**Brief**
Reproduce the data below, from its first line through the line containing "x-tick-label: 270 (456, 396, 486, 410)", inclusive, keeping every character unchanged.

** start of Supplied entries **

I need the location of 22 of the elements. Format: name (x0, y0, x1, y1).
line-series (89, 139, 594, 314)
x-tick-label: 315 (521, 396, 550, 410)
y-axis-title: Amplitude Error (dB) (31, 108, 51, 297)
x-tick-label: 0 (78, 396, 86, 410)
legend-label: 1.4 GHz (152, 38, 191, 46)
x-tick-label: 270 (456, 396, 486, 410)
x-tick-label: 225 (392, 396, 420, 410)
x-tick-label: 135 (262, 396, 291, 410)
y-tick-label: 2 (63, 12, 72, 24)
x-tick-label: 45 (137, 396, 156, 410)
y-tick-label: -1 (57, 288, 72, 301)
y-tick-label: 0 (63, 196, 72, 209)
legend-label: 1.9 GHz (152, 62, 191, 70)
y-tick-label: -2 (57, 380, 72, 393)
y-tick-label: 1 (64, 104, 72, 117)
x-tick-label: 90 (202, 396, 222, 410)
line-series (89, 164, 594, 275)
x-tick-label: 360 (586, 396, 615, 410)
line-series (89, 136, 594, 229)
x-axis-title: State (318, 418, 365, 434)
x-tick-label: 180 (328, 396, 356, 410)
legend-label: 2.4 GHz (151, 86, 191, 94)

** end of Supplied entries **

**Correct result**
I need the location of 22 of the elements. Format: name (x0, y0, x1, y1).
line-series (89, 139, 594, 314)
x-tick-label: 315 (521, 396, 550, 410)
y-axis-title: Amplitude Error (dB) (31, 108, 51, 297)
x-tick-label: 0 (78, 396, 86, 410)
legend-label: 1.4 GHz (152, 38, 191, 46)
x-tick-label: 270 (456, 396, 486, 410)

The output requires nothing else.